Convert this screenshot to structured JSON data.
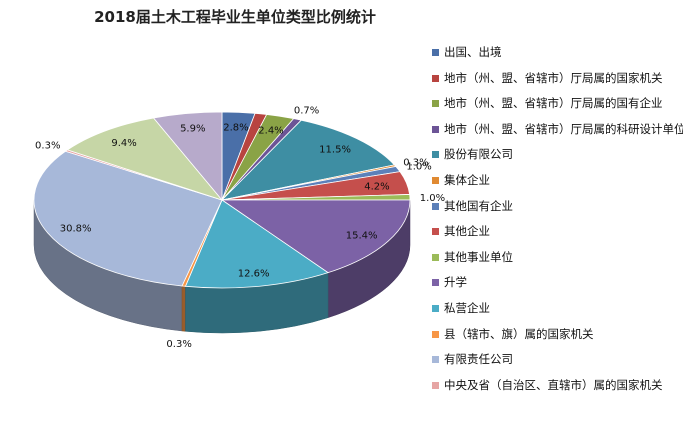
{
  "chart_data": {
    "type": "pie",
    "title": "2018届土木工程毕业生单位类型比例统计",
    "legend_position": "right",
    "slices": [
      {
        "name": "出国、出境",
        "value": 2.8,
        "label": "2.8%",
        "color": "#4a6fa8"
      },
      {
        "name": "地市（州、盟、省辖市）厅局属的国家机关",
        "value": 1.0,
        "label": "",
        "color": "#b84440"
      },
      {
        "name": "地市（州、盟、省辖市）厅局属的国有企业",
        "value": 2.4,
        "label": "2.4%",
        "color": "#8aa346"
      },
      {
        "name": "地市（州、盟、省辖市）厅局属的科研设计单位",
        "value": 0.7,
        "label": "0.7%",
        "color": "#6c5496"
      },
      {
        "name": "股份有限公司",
        "value": 11.5,
        "label": "11.5%",
        "color": "#3e8ea3"
      },
      {
        "name": "集体企业",
        "value": 0.3,
        "label": "0.3%",
        "color": "#e08a32"
      },
      {
        "name": "其他国有企业",
        "value": 1.0,
        "label": "1.0%",
        "color": "#5c80b9"
      },
      {
        "name": "其他企业",
        "value": 4.2,
        "label": "4.2%",
        "color": "#c54f4c"
      },
      {
        "name": "其他事业单位",
        "value": 1.0,
        "label": "1.0%",
        "color": "#9bbb59"
      },
      {
        "name": "升学",
        "value": 15.4,
        "label": "15.4%",
        "color": "#7c62a6"
      },
      {
        "name": "私营企业",
        "value": 12.6,
        "label": "12.6%",
        "color": "#4bacc6"
      },
      {
        "name": "县（辖市、旗）属的国家机关",
        "value": 0.3,
        "label": "0.3%",
        "color": "#f79646"
      },
      {
        "name": "有限责任公司",
        "value": 30.8,
        "label": "30.8%",
        "color": "#a7b8d9"
      },
      {
        "name": "中央及省（自治区、直辖市）属的国家机关",
        "value": 0.3,
        "label": "0.3%",
        "color": "#e6a5a4"
      },
      {
        "name": "",
        "value": 9.4,
        "label": "9.4%",
        "color": "#c6d6a6"
      },
      {
        "name": "",
        "value": 5.9,
        "label": "5.9%",
        "color": "#b7aacb"
      }
    ]
  }
}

-=-=-

▶ _Problem requirements_
Set every line down exactly as written, leaving each picture out.

▶ _Final result_
Convert this screenshot to structured JSON data.
{
  "chart_data": {
    "type": "pie",
    "title": "2018届土木工程毕业生单位类型比例统计",
    "legend_position": "right",
    "slices": [
      {
        "name": "出国、出境",
        "value": 2.8,
        "label": "2.8%",
        "color": "#4a6fa8"
      },
      {
        "name": "地市（州、盟、省辖市）厅局属的国家机关",
        "value": 1.0,
        "label": "",
        "color": "#b84440"
      },
      {
        "name": "地市（州、盟、省辖市）厅局属的国有企业",
        "value": 2.4,
        "label": "2.4%",
        "color": "#8aa346"
      },
      {
        "name": "地市（州、盟、省辖市）厅局属的科研设计单位",
        "value": 0.7,
        "label": "0.7%",
        "color": "#6c5496"
      },
      {
        "name": "股份有限公司",
        "value": 11.5,
        "label": "11.5%",
        "color": "#3e8ea3"
      },
      {
        "name": "集体企业",
        "value": 0.3,
        "label": "0.3%",
        "color": "#e08a32"
      },
      {
        "name": "其他国有企业",
        "value": 1.0,
        "label": "1.0%",
        "color": "#5c80b9"
      },
      {
        "name": "其他企业",
        "value": 4.2,
        "label": "4.2%",
        "color": "#c54f4c"
      },
      {
        "name": "其他事业单位",
        "value": 1.0,
        "label": "1.0%",
        "color": "#9bbb59"
      },
      {
        "name": "升学",
        "value": 15.4,
        "label": "15.4%",
        "color": "#7c62a6"
      },
      {
        "name": "私营企业",
        "value": 12.6,
        "label": "12.6%",
        "color": "#4bacc6"
      },
      {
        "name": "县（辖市、旗）属的国家机关",
        "value": 0.3,
        "label": "0.3%",
        "color": "#f79646"
      },
      {
        "name": "有限责任公司",
        "value": 30.8,
        "label": "30.8%",
        "color": "#a7b8d9"
      },
      {
        "name": "中央及省（自治区、直辖市）属的国家机关",
        "value": 0.3,
        "label": "0.3%",
        "color": "#e6a5a4"
      },
      {
        "name": "",
        "value": 9.4,
        "label": "9.4%",
        "color": "#c6d6a6"
      },
      {
        "name": "",
        "value": 5.9,
        "label": "5.9%",
        "color": "#b7aacb"
      }
    ]
  }
}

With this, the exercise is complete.